- Exercise passage:

= = = = = = =

When I first started talking to people about minimalism, they reacted with hesitation. There was the usual, “Oh, I could never do that!” to the “Are you crazy?”. The issue was that most people misunderstood minimalism, especially minimalism as a working mom. True minimalists consume and live with less. However, that’s not what MY minimalism is. After several years of trial and error, what I have come to find out is that minimalism is different for everyone. For me, I think that minimalism as a working mom can be broken down in seven ways:
- Mental: using meditation to clear my mind, so I can think and act thoughtfully
- Family: working on my relationships and being more honest with my feelings
- Home: being organized and decluttering, so we have more space to live and play
- Work: being agile and not holding on to things just to hold on to them
- Finances: working through where we spend our money and taking out the unnecessary
- Wellness: eating healthier foods with fewer ingredients and more whole foods
- Digital: using fewer apps, unsubscribing from email newsletters I don’t read, spending less time on the internet or on my phone, and watching less television
All of these things together define minimalism for me, and as a working mom, it has saved me a lot of stress.

= = = = = = =

- Provided records:

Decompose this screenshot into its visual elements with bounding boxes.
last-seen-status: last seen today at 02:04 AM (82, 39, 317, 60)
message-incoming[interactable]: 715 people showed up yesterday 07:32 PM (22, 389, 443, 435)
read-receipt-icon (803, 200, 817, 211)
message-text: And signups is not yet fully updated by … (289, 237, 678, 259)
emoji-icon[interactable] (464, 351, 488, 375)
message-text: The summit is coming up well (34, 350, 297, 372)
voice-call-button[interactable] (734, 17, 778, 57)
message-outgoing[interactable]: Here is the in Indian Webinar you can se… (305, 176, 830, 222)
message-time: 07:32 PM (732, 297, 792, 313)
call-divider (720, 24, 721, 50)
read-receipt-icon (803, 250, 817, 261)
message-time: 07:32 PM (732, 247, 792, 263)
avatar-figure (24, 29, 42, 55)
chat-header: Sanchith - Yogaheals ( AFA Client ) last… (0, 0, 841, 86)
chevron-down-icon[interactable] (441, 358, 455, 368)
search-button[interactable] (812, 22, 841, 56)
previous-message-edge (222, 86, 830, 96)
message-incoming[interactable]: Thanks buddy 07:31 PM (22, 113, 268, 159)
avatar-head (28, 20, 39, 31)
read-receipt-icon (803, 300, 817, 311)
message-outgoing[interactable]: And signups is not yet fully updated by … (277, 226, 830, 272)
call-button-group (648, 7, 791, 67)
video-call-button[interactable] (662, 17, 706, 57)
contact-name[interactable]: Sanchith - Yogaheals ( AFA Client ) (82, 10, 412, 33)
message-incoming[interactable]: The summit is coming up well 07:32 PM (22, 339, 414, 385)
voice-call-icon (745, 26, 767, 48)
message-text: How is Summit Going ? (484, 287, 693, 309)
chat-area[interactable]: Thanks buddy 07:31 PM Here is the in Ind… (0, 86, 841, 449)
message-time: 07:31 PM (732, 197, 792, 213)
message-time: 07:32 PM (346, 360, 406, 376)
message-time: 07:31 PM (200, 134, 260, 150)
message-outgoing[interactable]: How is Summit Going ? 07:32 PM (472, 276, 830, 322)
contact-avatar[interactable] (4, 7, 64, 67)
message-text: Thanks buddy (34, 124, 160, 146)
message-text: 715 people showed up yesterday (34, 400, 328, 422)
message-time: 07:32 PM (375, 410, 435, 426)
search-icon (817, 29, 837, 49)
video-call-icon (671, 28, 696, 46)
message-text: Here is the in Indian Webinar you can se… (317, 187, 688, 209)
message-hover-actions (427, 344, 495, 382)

= = = = = = =

- Tasks to carry out:
**a)** In the passage on minimalism as a working mom, what does the writer do under the heading "Wellness"?
**b)** Go on with the passage on minimalism as a working mom, starting after its final sentence.
The listing that precedes this note was taken from a different source than the minimalism passage.

- Activity answers:
**a)** The writer eats healthier foods with fewer ingredients and more whole foods.

**b)**
Minimalism is for everyone
The most significant way minimalism has helped me is that it’s made me a better mother, wife, employee, and person. It comes down to one simple idea: focus on one thing at a time. For a while there, the more you could multi-task, the more you appeared to be a great worker, a super mom. That was me. I thought I had to do everything and be everywhere. It wasn’t until recently when I felt tired and moody all the time that I realized this is not the path for me. This wasn’t how to be an effective mom. This wasn’t how to get quality work done. So, I took what I had learned about minimalism in the home (i.e. capsule wardrobe) and applied it to my life as a working mom.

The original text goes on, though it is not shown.